## SUPPLIED ENTRIES
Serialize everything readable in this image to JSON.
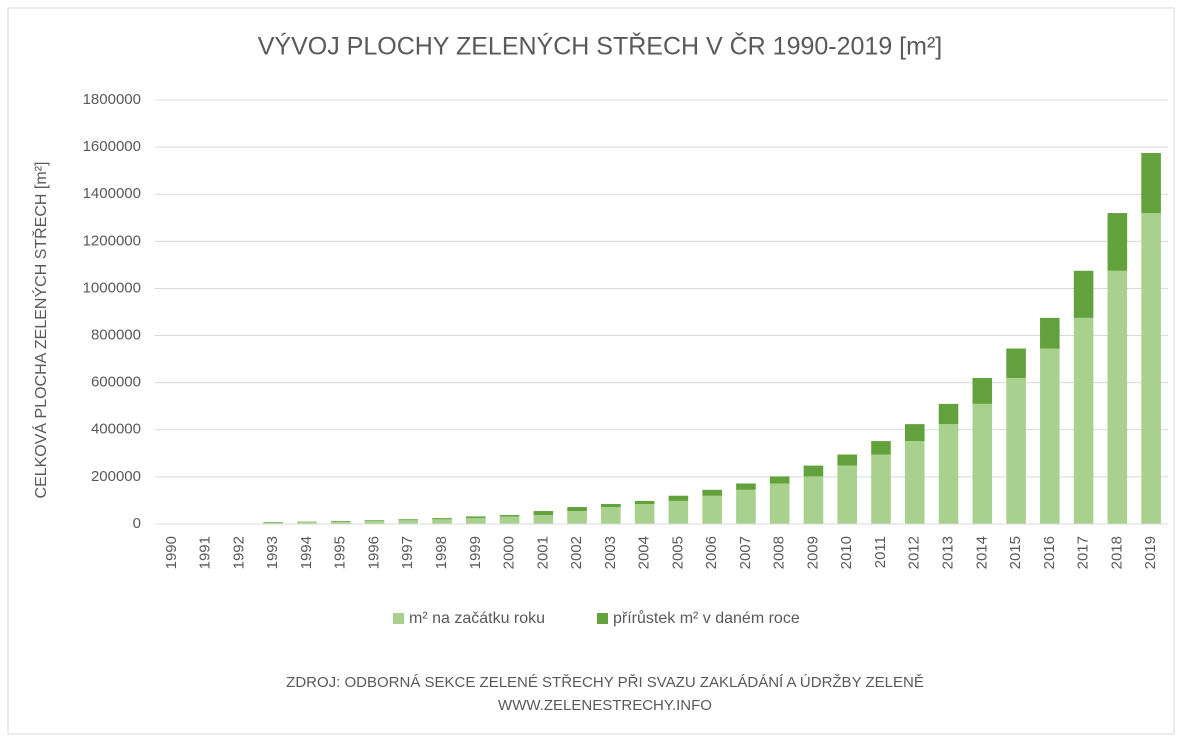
{
  "chart_data": {
    "type": "stacked_bar",
    "title": "VÝVOJ PLOCHY ZELENÝCH STŘECH V ČR 1990-2019 [m²]",
    "y_label": "CELKOVÁ PLOCHA ZELENÝCH STŘECH [m²]",
    "source": [
      "ZDROJ: ODBORNÁ SEKCE ZELENÉ STŘECHY PŘI SVAZU ZAKLÁDÁNÍ A ÚDRŽBY ZELENĚ",
      "WWW.ZELENESTRECHY.INFO"
    ],
    "categories": [
      "1990",
      "1991",
      "1992",
      "1993",
      "1994",
      "1995",
      "1996",
      "1997",
      "1998",
      "1999",
      "2000",
      "2001",
      "2002",
      "2003",
      "2004",
      "2005",
      "2006",
      "2007",
      "2008",
      "2009",
      "2010",
      "2011",
      "2012",
      "2013",
      "2014",
      "2015",
      "2016",
      "2017",
      "2018",
      "2019"
    ],
    "series": [
      {
        "name": "m² na začátku roku",
        "color": "#a9d18e",
        "values": [
          0,
          0,
          0,
          5000,
          8000,
          10000,
          13000,
          16000,
          20000,
          25000,
          32000,
          38000,
          55000,
          72000,
          85000,
          98000,
          120000,
          145000,
          172000,
          202000,
          248000,
          295000,
          352000,
          424000,
          510000,
          620000,
          745000,
          875000,
          1075000,
          1320000
        ]
      },
      {
        "name": "přírůstek m² v daném roce",
        "color": "#62a13b",
        "values": [
          0,
          0,
          0,
          3000,
          2000,
          3000,
          3000,
          4000,
          5000,
          7000,
          6000,
          17000,
          17000,
          13000,
          13000,
          22000,
          25000,
          27000,
          30000,
          46000,
          47000,
          57000,
          72000,
          86000,
          110000,
          125000,
          130000,
          200000,
          245000,
          255000
        ]
      }
    ],
    "ylim": [
      0,
      1800000
    ],
    "yticks": [
      0,
      200000,
      400000,
      600000,
      800000,
      1000000,
      1200000,
      1400000,
      1600000,
      1800000
    ],
    "grid": true,
    "legend": "bottom"
  }
}
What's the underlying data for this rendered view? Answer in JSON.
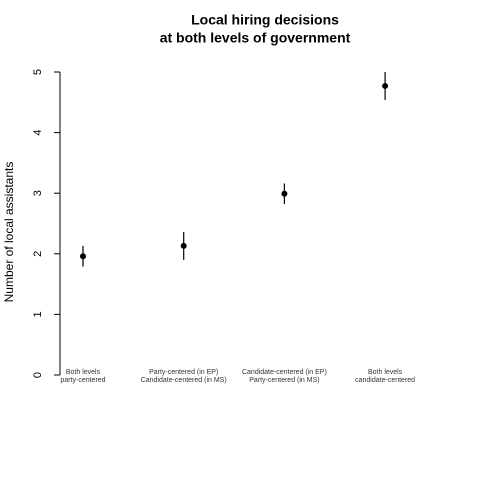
{
  "chart_data": {
    "type": "pointrange",
    "title": [
      "Local hiring decisions",
      "at both levels of government"
    ],
    "y_label": "Number of local assistants",
    "categories": [
      [
        "Both levels",
        "party-centered"
      ],
      [
        "Party-centered (in EP)",
        "Candidate-centered (in MS)"
      ],
      [
        "Candidate-centered (in EP)",
        "Party-centered (in MS)"
      ],
      [
        "Both levels",
        "candidate-centered"
      ]
    ],
    "values": [
      1.96,
      2.13,
      2.99,
      4.77
    ],
    "errors": [
      0.17,
      0.23,
      0.17,
      0.23
    ],
    "color": "#000000",
    "ylim": [
      0,
      5
    ],
    "yticks": [
      0,
      1,
      2,
      3,
      4,
      5
    ]
  }
}
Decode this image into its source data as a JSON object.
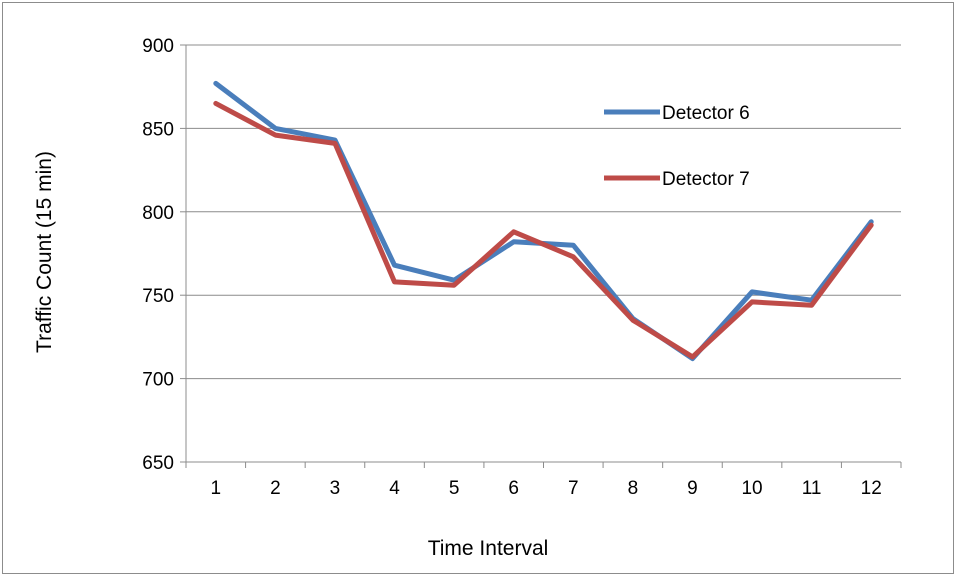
{
  "chart_data": {
    "type": "line",
    "title": "",
    "xlabel": "Time Interval",
    "ylabel": "Traffic Count (15 min)",
    "categories": [
      "1",
      "2",
      "3",
      "4",
      "5",
      "6",
      "7",
      "8",
      "9",
      "10",
      "11",
      "12"
    ],
    "ylim": [
      650,
      900
    ],
    "yticks": [
      650,
      700,
      750,
      800,
      850,
      900
    ],
    "grid": "horizontal",
    "legend_position": "top-right",
    "series": [
      {
        "name": "Detector 6",
        "color": "#4a7ebb",
        "values": [
          877,
          850,
          843,
          768,
          759,
          782,
          780,
          736,
          712,
          752,
          747,
          794
        ]
      },
      {
        "name": "Detector 7",
        "color": "#be4b48",
        "values": [
          865,
          846,
          841,
          758,
          756,
          788,
          773,
          735,
          713,
          746,
          744,
          792
        ]
      }
    ]
  }
}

## THE PROBLEM
From the records given above, copy all lines containing "JSON".

## RESPONSE TO THE EXERCISE
Serialize everything readable in this image to JSON.
What's the underlying data for this rendered view? Answer in JSON.
Decode this image into its source data as a JSON object.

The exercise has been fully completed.